━━━ INFORMATION GIVEN

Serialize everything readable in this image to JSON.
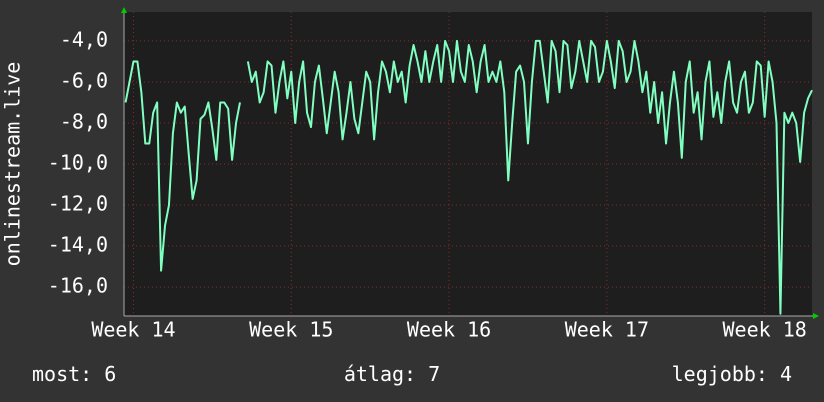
{
  "chart_data": {
    "type": "line",
    "ylabel": "onlinestream.live",
    "xlim": [
      13.94,
      18.3
    ],
    "xticks": [
      {
        "value": 14,
        "label": "Week 14"
      },
      {
        "value": 15,
        "label": "Week 15"
      },
      {
        "value": 16,
        "label": "Week 16"
      },
      {
        "value": 17,
        "label": "Week 17"
      },
      {
        "value": 18,
        "label": "Week 18"
      }
    ],
    "ylim": [
      -17.41,
      -2.59
    ],
    "yticks": [
      {
        "value": -4,
        "label": "-4,0"
      },
      {
        "value": -6,
        "label": "-6,0"
      },
      {
        "value": -8,
        "label": "-8,0"
      },
      {
        "value": -10,
        "label": "-10,0"
      },
      {
        "value": -12,
        "label": "-12,0"
      },
      {
        "value": -14,
        "label": "-14,0"
      },
      {
        "value": -16,
        "label": "-16,0"
      }
    ],
    "grid": true,
    "x": [
      13.95,
      13.975,
      14.0,
      14.025,
      14.05,
      14.075,
      14.1,
      14.125,
      14.15,
      14.175,
      14.2,
      14.225,
      14.25,
      14.275,
      14.3,
      14.325,
      14.35,
      14.375,
      14.4,
      14.425,
      14.45,
      14.475,
      14.5,
      14.525,
      14.55,
      14.575,
      14.6,
      14.625,
      14.65,
      14.675,
      14.7,
      14.725,
      14.75,
      14.775,
      14.8,
      14.825,
      14.85,
      14.875,
      14.9,
      14.925,
      14.95,
      14.975,
      15.0,
      15.025,
      15.05,
      15.075,
      15.1,
      15.125,
      15.15,
      15.175,
      15.2,
      15.225,
      15.25,
      15.275,
      15.3,
      15.325,
      15.35,
      15.375,
      15.4,
      15.425,
      15.45,
      15.475,
      15.5,
      15.525,
      15.55,
      15.575,
      15.6,
      15.625,
      15.65,
      15.675,
      15.7,
      15.725,
      15.75,
      15.775,
      15.8,
      15.825,
      15.85,
      15.875,
      15.9,
      15.925,
      15.95,
      15.975,
      16.0,
      16.025,
      16.05,
      16.075,
      16.1,
      16.125,
      16.15,
      16.175,
      16.2,
      16.225,
      16.25,
      16.275,
      16.3,
      16.325,
      16.35,
      16.375,
      16.4,
      16.425,
      16.45,
      16.475,
      16.5,
      16.525,
      16.55,
      16.575,
      16.6,
      16.625,
      16.65,
      16.675,
      16.7,
      16.725,
      16.75,
      16.775,
      16.8,
      16.825,
      16.85,
      16.875,
      16.9,
      16.925,
      16.95,
      16.975,
      17.0,
      17.025,
      17.05,
      17.075,
      17.1,
      17.125,
      17.15,
      17.175,
      17.2,
      17.225,
      17.25,
      17.275,
      17.3,
      17.325,
      17.35,
      17.375,
      17.4,
      17.425,
      17.45,
      17.475,
      17.5,
      17.525,
      17.55,
      17.575,
      17.6,
      17.625,
      17.65,
      17.675,
      17.7,
      17.725,
      17.75,
      17.775,
      17.8,
      17.825,
      17.85,
      17.875,
      17.9,
      17.925,
      17.95,
      17.975,
      18.0,
      18.025,
      18.05,
      18.075,
      18.1,
      18.125,
      18.15,
      18.175,
      18.2,
      18.225,
      18.25,
      18.275,
      18.3
    ],
    "series": [
      {
        "color": "#80ffc0",
        "values": [
          -7,
          -6,
          -5,
          -5,
          -6.5,
          -9,
          -9,
          -7.5,
          -7,
          -15.2,
          -13,
          -12,
          -8.5,
          -7,
          -7.5,
          -7.2,
          -9.5,
          -11.7,
          -10.8,
          -7.8,
          -7.6,
          -7,
          -8.3,
          -9.8,
          -7,
          -7,
          -7.3,
          -9.8,
          -8,
          -7,
          null,
          -5,
          -6,
          -5.5,
          -7,
          -6.5,
          -5,
          -5.2,
          -7.5,
          -6,
          -5,
          -6.8,
          -5.5,
          -8,
          -6,
          -5,
          -7.5,
          -8.2,
          -6,
          -5.2,
          -6.8,
          -8.5,
          -7,
          -5.5,
          -6.5,
          -8.8,
          -7.5,
          -6,
          -7.8,
          -8.5,
          -7,
          -5.5,
          -6,
          -8.8,
          -6.5,
          -5,
          -5.5,
          -6.5,
          -5,
          -6,
          -5.5,
          -7,
          -5.2,
          -4.2,
          -5,
          -6,
          -4.5,
          -6,
          -5,
          -4.2,
          -6,
          -4,
          -4.5,
          -6,
          -4,
          -5.5,
          -6,
          -4.2,
          -5,
          -6.5,
          -5,
          -4.2,
          -6,
          -5.5,
          -6,
          -5,
          -6.5,
          -10.8,
          -8,
          -5.5,
          -5.2,
          -6,
          -9,
          -6,
          -4,
          -4,
          -5.5,
          -7,
          -4,
          -4.5,
          -6.5,
          -4,
          -4.2,
          -6.3,
          -5.5,
          -4,
          -5,
          -6,
          -4,
          -4.3,
          -6,
          -5.5,
          -4,
          -5,
          -6.3,
          -4,
          -4.5,
          -6,
          -5.5,
          -4,
          -5,
          -6.5,
          -5.5,
          -7.5,
          -6,
          -8,
          -6.5,
          -9,
          -7,
          -5.5,
          -7,
          -9.7,
          -6,
          -5,
          -7.5,
          -6.5,
          -8.8,
          -6,
          -5,
          -7.7,
          -6.5,
          -8,
          -6,
          -5,
          -7,
          -7.5,
          -6,
          -5.5,
          -7.5,
          -7,
          -5,
          -5.2,
          -7.7,
          -5,
          -6,
          -8,
          -17.3,
          -7.5,
          -8,
          -7.5,
          -8,
          -9.9,
          -7.5,
          -6.8,
          -6.4
        ]
      }
    ],
    "stats": [
      {
        "label": "most:",
        "value": 6
      },
      {
        "label": "átlag:",
        "value": 7
      },
      {
        "label": "legjobb:",
        "value": 4
      }
    ]
  }
}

━━━━━━

**WHAT YOU WILL DO:** Where a line contains the string "Week", extract that line.

**PROBLEM SOLUTION:**
        "label": "Week 14"
        "label": "Week 15"
        "label": "Week 16"
        "label": "Week 17"
        "label": "Week 18"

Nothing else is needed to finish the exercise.